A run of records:
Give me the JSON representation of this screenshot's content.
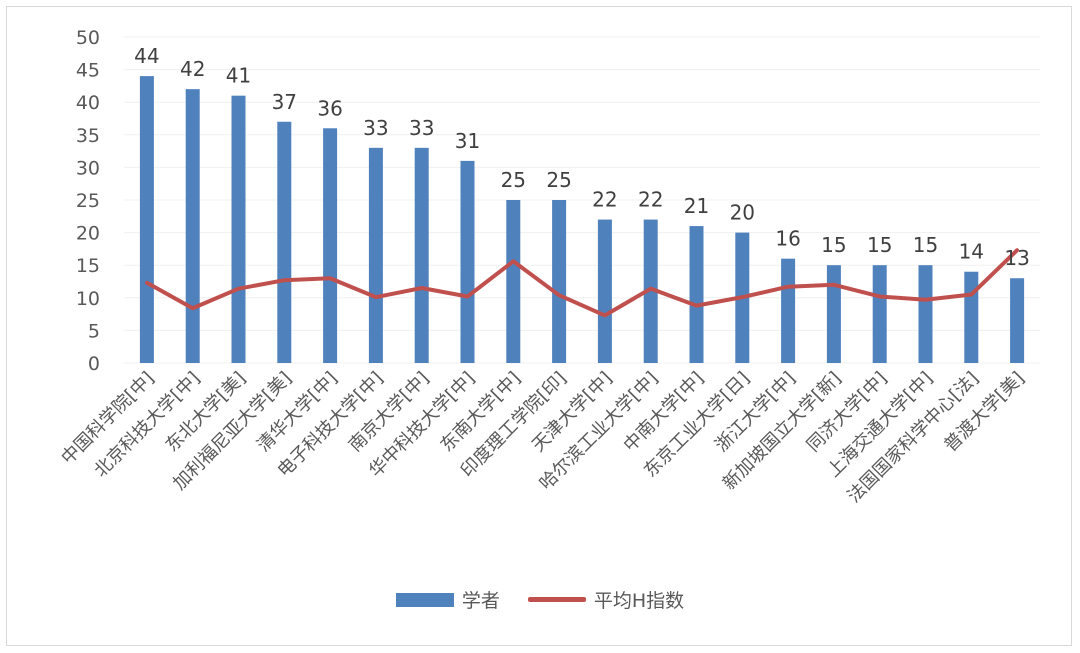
{
  "chart_data": {
    "type": "bar",
    "categories": [
      "中国科学院[中]",
      "北京科技大学[中]",
      "东北大学[美]",
      "加利福尼亚大学[美]",
      "清华大学[中]",
      "电子科技大学[中]",
      "南京大学[中]",
      "华中科技大学[中]",
      "东南大学[中]",
      "印度理工学院[印]",
      "天津大学[中]",
      "哈尔滨工业大学[中]",
      "中南大学[中]",
      "东京工业大学[日]",
      "浙江大学[中]",
      "新加坡国立大学[新]",
      "同济大学[中]",
      "上海交通大学[中]",
      "法国国家科学中心[法]",
      "普渡大学[美]"
    ],
    "series": [
      {
        "name": "学者",
        "type": "bar",
        "values": [
          44,
          42,
          41,
          37,
          36,
          33,
          33,
          31,
          25,
          25,
          22,
          22,
          21,
          20,
          16,
          15,
          15,
          15,
          14,
          13
        ],
        "color": "#4f81bd"
      },
      {
        "name": "平均H指数",
        "type": "line",
        "values": [
          12.3,
          8.4,
          11.4,
          12.7,
          13.0,
          10.1,
          11.5,
          10.2,
          15.6,
          10.4,
          7.3,
          11.4,
          8.8,
          10.1,
          11.7,
          12.0,
          10.2,
          9.7,
          10.5,
          17.3
        ],
        "color": "#c0504d"
      }
    ],
    "ylim": [
      0,
      50
    ],
    "yticks": [
      "0",
      "5",
      "10",
      "15",
      "20",
      "25",
      "30",
      "35",
      "40",
      "45",
      "50"
    ],
    "grid": true,
    "legend": "bottom"
  }
}
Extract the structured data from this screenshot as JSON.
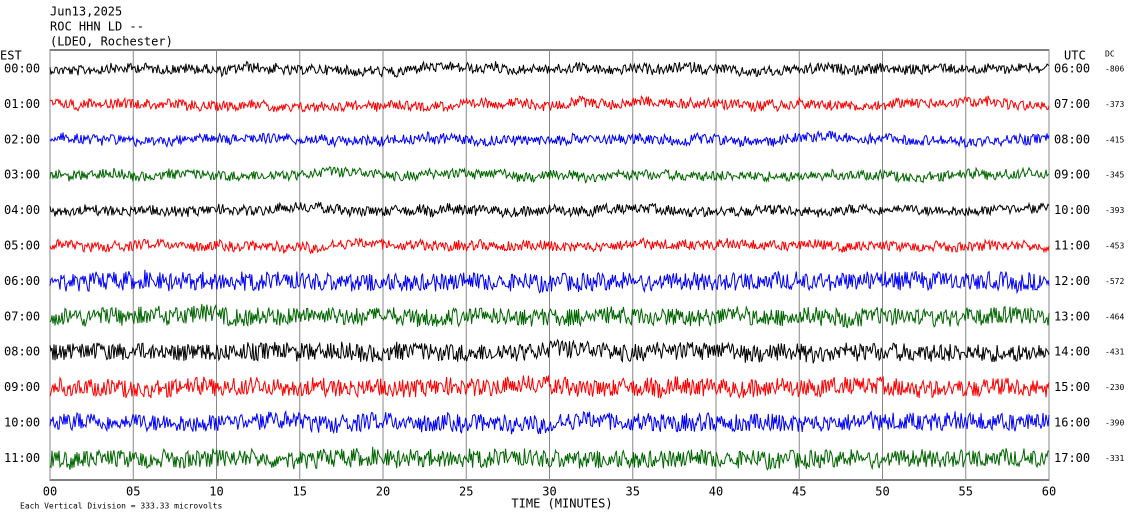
{
  "header": {
    "date": "Jun13,2025",
    "station": "ROC HHN LD --",
    "location": "(LDEO, Rochester)"
  },
  "left_axis_title": "EST",
  "right_axis_title": "UTC",
  "dc_title": "DC",
  "rows": [
    {
      "est": "00:00",
      "utc": "06:00",
      "dc": "-806",
      "color": "#000000"
    },
    {
      "est": "01:00",
      "utc": "07:00",
      "dc": "-373",
      "color": "#ff0000"
    },
    {
      "est": "02:00",
      "utc": "08:00",
      "dc": "-415",
      "color": "#0000ff"
    },
    {
      "est": "03:00",
      "utc": "09:00",
      "dc": "-345",
      "color": "#006600"
    },
    {
      "est": "04:00",
      "utc": "10:00",
      "dc": "-393",
      "color": "#000000"
    },
    {
      "est": "05:00",
      "utc": "11:00",
      "dc": "-453",
      "color": "#ff0000"
    },
    {
      "est": "06:00",
      "utc": "12:00",
      "dc": "-572",
      "color": "#0000ff"
    },
    {
      "est": "07:00",
      "utc": "13:00",
      "dc": "-464",
      "color": "#006600"
    },
    {
      "est": "08:00",
      "utc": "14:00",
      "dc": "-431",
      "color": "#000000"
    },
    {
      "est": "09:00",
      "utc": "15:00",
      "dc": "-230",
      "color": "#ff0000"
    },
    {
      "est": "10:00",
      "utc": "16:00",
      "dc": "-390",
      "color": "#0000ff"
    },
    {
      "est": "11:00",
      "utc": "17:00",
      "dc": "-331",
      "color": "#006600"
    }
  ],
  "x_axis": {
    "title": "TIME (MINUTES)",
    "ticks": [
      "00",
      "05",
      "10",
      "15",
      "20",
      "25",
      "30",
      "35",
      "40",
      "45",
      "50",
      "55",
      "60"
    ]
  },
  "scale_note": "Each Vertical Division =  333.33 microvolts"
}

● **Goal**
Every entry must be reproduced exactly, with the images left out.

● **Result for this exercise**
Give me the JSON representation of this screenshot's content.
{
  "chart_data": {
    "type": "bar",
    "categories": [
      "中国科学院[中]",
      "北京科技大学[中]",
      "东北大学[美]",
      "加利福尼亚大学[美]",
      "清华大学[中]",
      "电子科技大学[中]",
      "南京大学[中]",
      "华中科技大学[中]",
      "东南大学[中]",
      "印度理工学院[印]",
      "天津大学[中]",
      "哈尔滨工业大学[中]",
      "中南大学[中]",
      "东京工业大学[日]",
      "浙江大学[中]",
      "新加坡国立大学[新]",
      "同济大学[中]",
      "上海交通大学[中]",
      "法国国家科学中心[法]",
      "普渡大学[美]"
    ],
    "series": [
      {
        "name": "学者",
        "type": "bar",
        "values": [
          44,
          42,
          41,
          37,
          36,
          33,
          33,
          31,
          25,
          25,
          22,
          22,
          21,
          20,
          16,
          15,
          15,
          15,
          14,
          13
        ],
        "color": "#4f81bd"
      },
      {
        "name": "平均H指数",
        "type": "line",
        "values": [
          12.3,
          8.4,
          11.4,
          12.7,
          13.0,
          10.1,
          11.5,
          10.2,
          15.6,
          10.4,
          7.3,
          11.4,
          8.8,
          10.1,
          11.7,
          12.0,
          10.2,
          9.7,
          10.5,
          17.3
        ],
        "color": "#c0504d"
      }
    ],
    "ylim": [
      0,
      50
    ],
    "yticks": [
      "0",
      "5",
      "10",
      "15",
      "20",
      "25",
      "30",
      "35",
      "40",
      "45",
      "50"
    ],
    "grid": true,
    "legend": "bottom"
  }
}
Extract the structured data from this screenshot as JSON.
{
  "header": {
    "date": "Jun13,2025",
    "station": "ROC HHN LD --",
    "location": "(LDEO, Rochester)"
  },
  "left_axis_title": "EST",
  "right_axis_title": "UTC",
  "dc_title": "DC",
  "rows": [
    {
      "est": "00:00",
      "utc": "06:00",
      "dc": "-806",
      "color": "#000000"
    },
    {
      "est": "01:00",
      "utc": "07:00",
      "dc": "-373",
      "color": "#ff0000"
    },
    {
      "est": "02:00",
      "utc": "08:00",
      "dc": "-415",
      "color": "#0000ff"
    },
    {
      "est": "03:00",
      "utc": "09:00",
      "dc": "-345",
      "color": "#006600"
    },
    {
      "est": "04:00",
      "utc": "10:00",
      "dc": "-393",
      "color": "#000000"
    },
    {
      "est": "05:00",
      "utc": "11:00",
      "dc": "-453",
      "color": "#ff0000"
    },
    {
      "est": "06:00",
      "utc": "12:00",
      "dc": "-572",
      "color": "#0000ff"
    },
    {
      "est": "07:00",
      "utc": "13:00",
      "dc": "-464",
      "color": "#006600"
    },
    {
      "est": "08:00",
      "utc": "14:00",
      "dc": "-431",
      "color": "#000000"
    },
    {
      "est": "09:00",
      "utc": "15:00",
      "dc": "-230",
      "color": "#ff0000"
    },
    {
      "est": "10:00",
      "utc": "16:00",
      "dc": "-390",
      "color": "#0000ff"
    },
    {
      "est": "11:00",
      "utc": "17:00",
      "dc": "-331",
      "color": "#006600"
    }
  ],
  "x_axis": {
    "title": "TIME (MINUTES)",
    "ticks": [
      "00",
      "05",
      "10",
      "15",
      "20",
      "25",
      "30",
      "35",
      "40",
      "45",
      "50",
      "55",
      "60"
    ]
  },
  "scale_note": "Each Vertical Division =  333.33 microvolts"
}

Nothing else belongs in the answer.